Required task
Tally the lines of the listing that contain the string "title". Give the number and nothing else.

Records shown

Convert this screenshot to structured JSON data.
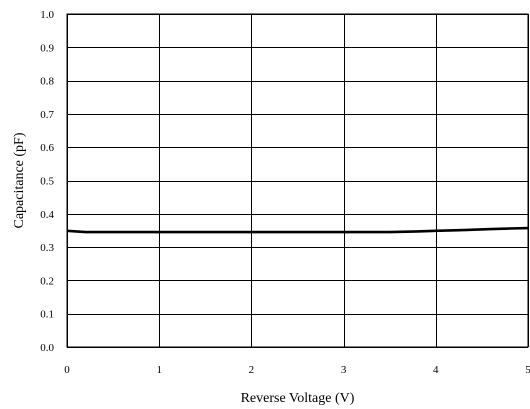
{
  "chart_data": {
    "type": "line",
    "title": "",
    "xlabel": "Reverse Voltage (V)",
    "ylabel": "Capacitance (pF)",
    "xlim": [
      0,
      5
    ],
    "ylim": [
      0,
      1
    ],
    "grid": true,
    "legend": "none",
    "x_ticks": [
      "0",
      "1",
      "2",
      "3",
      "4",
      "5"
    ],
    "y_ticks": [
      "0.0",
      "0.1",
      "0.2",
      "0.3",
      "0.4",
      "0.5",
      "0.6",
      "0.7",
      "0.8",
      "0.9",
      "1.0"
    ],
    "series": [
      {
        "color": "#000000",
        "x": [
          0,
          0.1,
          0.2,
          0.5,
          1,
          1.5,
          2,
          2.5,
          3,
          3.5,
          3.8,
          4.0,
          4.3,
          4.6,
          4.8,
          5.0
        ],
        "y": [
          0.349,
          0.347,
          0.345,
          0.345,
          0.345,
          0.345,
          0.345,
          0.345,
          0.345,
          0.345,
          0.347,
          0.349,
          0.351,
          0.354,
          0.356,
          0.357
        ]
      }
    ]
  }
}
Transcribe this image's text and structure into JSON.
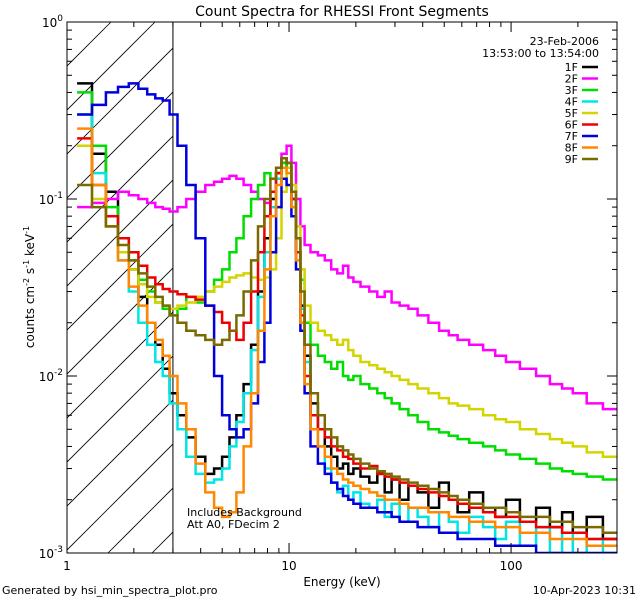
{
  "chart_data": {
    "type": "line",
    "title": "Count Spectra for RHESSI Front Segments",
    "date": "23-Feb-2006",
    "time_range": "13:53:00 to 13:54:00",
    "xlabel": "Energy (keV)",
    "ylabel": "counts cm^-2 s^-1 keV^-1",
    "ylabel_parts": {
      "main": "counts cm",
      "exp1": "-2",
      "s": " s",
      "exp2": "-1",
      "kev": " keV",
      "exp3": "-1"
    },
    "xscale": "log",
    "yscale": "log",
    "xlim": [
      1.0,
      300.0
    ],
    "ylim": [
      0.001,
      1.0
    ],
    "xticks": [
      {
        "value": 1,
        "label": "1"
      },
      {
        "value": 10,
        "label": "10"
      },
      {
        "value": 100,
        "label": "100"
      }
    ],
    "yticks": [
      {
        "value": 1.0,
        "base": "10",
        "exp": "0"
      },
      {
        "value": 0.1,
        "base": "10",
        "exp": "-1"
      },
      {
        "value": 0.01,
        "base": "10",
        "exp": "-2"
      },
      {
        "value": 0.001,
        "base": "10",
        "exp": "-3"
      }
    ],
    "shaded_region": [
      1.0,
      3.0
    ],
    "annotations": [
      "Includes Background",
      "Att A0, FDecim 2"
    ],
    "x": [
      1.2,
      1.4,
      1.6,
      1.8,
      2.0,
      2.2,
      2.4,
      2.6,
      2.8,
      3.0,
      3.3,
      3.6,
      4.0,
      4.4,
      4.8,
      5.2,
      5.6,
      6.0,
      6.5,
      7.0,
      7.5,
      8.0,
      8.5,
      9.0,
      9.5,
      10.0,
      10.5,
      11.0,
      11.5,
      12.0,
      13.0,
      14.0,
      15.0,
      16.0,
      17.0,
      18.0,
      19.0,
      20.0,
      22.0,
      24.0,
      26.0,
      28.0,
      30.0,
      33.0,
      36.0,
      40.0,
      45.0,
      50.0,
      55.0,
      60.0,
      70.0,
      80.0,
      90.0,
      100.0,
      120.0,
      140.0,
      160.0,
      180.0,
      200.0,
      240.0,
      280.0
    ],
    "series": [
      {
        "name": "1F",
        "color": "#000000",
        "values": [
          0.45,
          0.18,
          0.11,
          0.06,
          0.04,
          0.028,
          0.02,
          0.015,
          0.011,
          0.008,
          0.006,
          0.0045,
          0.0035,
          0.0028,
          0.003,
          0.0035,
          0.0045,
          0.006,
          0.009,
          0.015,
          0.03,
          0.06,
          0.1,
          0.14,
          0.16,
          0.15,
          0.1,
          0.05,
          0.025,
          0.013,
          0.007,
          0.005,
          0.004,
          0.0035,
          0.003,
          0.0032,
          0.0028,
          0.003,
          0.0027,
          0.0025,
          0.0028,
          0.0022,
          0.0026,
          0.002,
          0.0024,
          0.0022,
          0.0018,
          0.0025,
          0.002,
          0.0017,
          0.0022,
          0.0018,
          0.0016,
          0.002,
          0.0015,
          0.0018,
          0.0014,
          0.0017,
          0.0013,
          0.0016,
          0.0012
        ]
      },
      {
        "name": "2F",
        "color": "#ff00ff",
        "values": [
          0.09,
          0.095,
          0.1,
          0.11,
          0.105,
          0.1,
          0.095,
          0.09,
          0.088,
          0.085,
          0.09,
          0.1,
          0.11,
          0.12,
          0.125,
          0.13,
          0.135,
          0.13,
          0.12,
          0.11,
          0.1,
          0.095,
          0.11,
          0.14,
          0.18,
          0.2,
          0.16,
          0.1,
          0.07,
          0.055,
          0.05,
          0.048,
          0.045,
          0.04,
          0.038,
          0.042,
          0.036,
          0.034,
          0.032,
          0.03,
          0.028,
          0.03,
          0.026,
          0.025,
          0.024,
          0.022,
          0.02,
          0.018,
          0.017,
          0.016,
          0.015,
          0.014,
          0.013,
          0.012,
          0.011,
          0.01,
          0.009,
          0.0085,
          0.008,
          0.007,
          0.0065
        ]
      },
      {
        "name": "3F",
        "color": "#00dd00",
        "values": [
          0.4,
          0.2,
          0.09,
          0.06,
          0.045,
          0.035,
          0.03,
          0.026,
          0.024,
          0.022,
          0.024,
          0.028,
          0.026,
          0.03,
          0.035,
          0.04,
          0.05,
          0.06,
          0.08,
          0.1,
          0.12,
          0.14,
          0.13,
          0.14,
          0.16,
          0.15,
          0.1,
          0.06,
          0.035,
          0.02,
          0.015,
          0.013,
          0.012,
          0.011,
          0.012,
          0.01,
          0.0095,
          0.01,
          0.009,
          0.0085,
          0.008,
          0.0075,
          0.007,
          0.0065,
          0.006,
          0.0055,
          0.005,
          0.0048,
          0.0046,
          0.0044,
          0.0042,
          0.004,
          0.0038,
          0.0036,
          0.0034,
          0.0032,
          0.003,
          0.0029,
          0.0028,
          0.0027,
          0.0026
        ]
      },
      {
        "name": "4F",
        "color": "#00e5e5",
        "values": [
          0.3,
          0.14,
          0.08,
          0.045,
          0.03,
          0.02,
          0.015,
          0.012,
          0.01,
          0.007,
          0.005,
          0.0035,
          0.0028,
          0.0025,
          0.0026,
          0.003,
          0.004,
          0.0055,
          0.008,
          0.014,
          0.028,
          0.05,
          0.09,
          0.13,
          0.17,
          0.16,
          0.1,
          0.05,
          0.024,
          0.012,
          0.006,
          0.004,
          0.003,
          0.0025,
          0.0022,
          0.0024,
          0.002,
          0.0022,
          0.0019,
          0.0018,
          0.002,
          0.0016,
          0.0019,
          0.0015,
          0.0018,
          0.0016,
          0.0014,
          0.0017,
          0.0015,
          0.0013,
          0.0016,
          0.0014,
          0.0012,
          0.0015,
          0.0011,
          0.0014,
          0.001,
          0.0013,
          0.001,
          0.0012,
          0.001
        ]
      },
      {
        "name": "5F",
        "color": "#d4d400",
        "values": [
          0.2,
          0.1,
          0.07,
          0.05,
          0.04,
          0.033,
          0.028,
          0.026,
          0.025,
          0.024,
          0.025,
          0.026,
          0.028,
          0.03,
          0.032,
          0.034,
          0.036,
          0.037,
          0.038,
          0.036,
          0.035,
          0.036,
          0.04,
          0.06,
          0.11,
          0.15,
          0.12,
          0.07,
          0.04,
          0.025,
          0.02,
          0.018,
          0.017,
          0.016,
          0.015,
          0.016,
          0.014,
          0.013,
          0.012,
          0.0115,
          0.011,
          0.0105,
          0.01,
          0.0095,
          0.009,
          0.0085,
          0.008,
          0.0075,
          0.007,
          0.0068,
          0.0065,
          0.006,
          0.0057,
          0.0055,
          0.005,
          0.0047,
          0.0044,
          0.0042,
          0.004,
          0.0037,
          0.0035
        ]
      },
      {
        "name": "6F",
        "color": "#ee0000",
        "values": [
          0.22,
          0.12,
          0.08,
          0.06,
          0.05,
          0.042,
          0.036,
          0.033,
          0.031,
          0.03,
          0.029,
          0.028,
          0.027,
          0.025,
          0.023,
          0.02,
          0.018,
          0.016,
          0.02,
          0.03,
          0.05,
          0.08,
          0.11,
          0.14,
          0.17,
          0.16,
          0.1,
          0.05,
          0.022,
          0.01,
          0.006,
          0.005,
          0.0045,
          0.004,
          0.0038,
          0.0035,
          0.0034,
          0.0032,
          0.003,
          0.0031,
          0.0028,
          0.0027,
          0.0026,
          0.0025,
          0.0024,
          0.0023,
          0.0022,
          0.0021,
          0.002,
          0.0019,
          0.0018,
          0.0017,
          0.0016,
          0.0016,
          0.0015,
          0.0014,
          0.0014,
          0.0013,
          0.0013,
          0.0012,
          0.0012
        ]
      },
      {
        "name": "7F",
        "color": "#0000dd",
        "values": [
          0.3,
          0.34,
          0.4,
          0.43,
          0.45,
          0.42,
          0.39,
          0.37,
          0.36,
          0.3,
          0.2,
          0.12,
          0.06,
          0.025,
          0.01,
          0.006,
          0.005,
          0.0045,
          0.005,
          0.007,
          0.012,
          0.02,
          0.05,
          0.09,
          0.13,
          0.12,
          0.08,
          0.04,
          0.018,
          0.008,
          0.004,
          0.0032,
          0.0028,
          0.0025,
          0.0023,
          0.0021,
          0.002,
          0.0019,
          0.0018,
          0.0018,
          0.0017,
          0.0017,
          0.0016,
          0.0015,
          0.0015,
          0.0014,
          0.0014,
          0.0013,
          0.0013,
          0.0012,
          0.0012,
          0.0012,
          0.0011,
          0.0011,
          0.0011,
          0.001,
          0.001,
          0.001,
          0.001,
          0.001,
          0.001
        ]
      },
      {
        "name": "8F",
        "color": "#ff8800",
        "values": [
          0.25,
          0.12,
          0.07,
          0.045,
          0.032,
          0.025,
          0.02,
          0.016,
          0.013,
          0.01,
          0.007,
          0.005,
          0.0032,
          0.0022,
          0.0018,
          0.0016,
          0.0017,
          0.0022,
          0.004,
          0.008,
          0.018,
          0.04,
          0.08,
          0.12,
          0.15,
          0.14,
          0.09,
          0.045,
          0.02,
          0.009,
          0.005,
          0.004,
          0.0035,
          0.003,
          0.0028,
          0.0026,
          0.0025,
          0.0024,
          0.0023,
          0.0022,
          0.0021,
          0.002,
          0.002,
          0.0019,
          0.0018,
          0.0018,
          0.0017,
          0.0017,
          0.0016,
          0.0016,
          0.0015,
          0.0015,
          0.0014,
          0.0014,
          0.0013,
          0.0013,
          0.0012,
          0.0012,
          0.0012,
          0.0011,
          0.0011
        ]
      },
      {
        "name": "9F",
        "color": "#7a6a00",
        "values": [
          0.12,
          0.09,
          0.07,
          0.055,
          0.045,
          0.038,
          0.032,
          0.028,
          0.025,
          0.022,
          0.02,
          0.018,
          0.017,
          0.016,
          0.015,
          0.016,
          0.018,
          0.022,
          0.03,
          0.045,
          0.07,
          0.1,
          0.13,
          0.15,
          0.17,
          0.16,
          0.11,
          0.06,
          0.03,
          0.015,
          0.008,
          0.006,
          0.005,
          0.0045,
          0.004,
          0.0038,
          0.0036,
          0.0034,
          0.0032,
          0.003,
          0.0029,
          0.0028,
          0.0027,
          0.0026,
          0.0025,
          0.0024,
          0.0023,
          0.0022,
          0.0021,
          0.002,
          0.0019,
          0.0018,
          0.0018,
          0.0017,
          0.0016,
          0.0016,
          0.0015,
          0.0015,
          0.0014,
          0.0014,
          0.0013
        ]
      }
    ]
  },
  "footer": {
    "left": "Generated by hsi_min_spectra_plot.pro",
    "right": "10-Apr-2023 10:31"
  }
}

Result of this exercise
2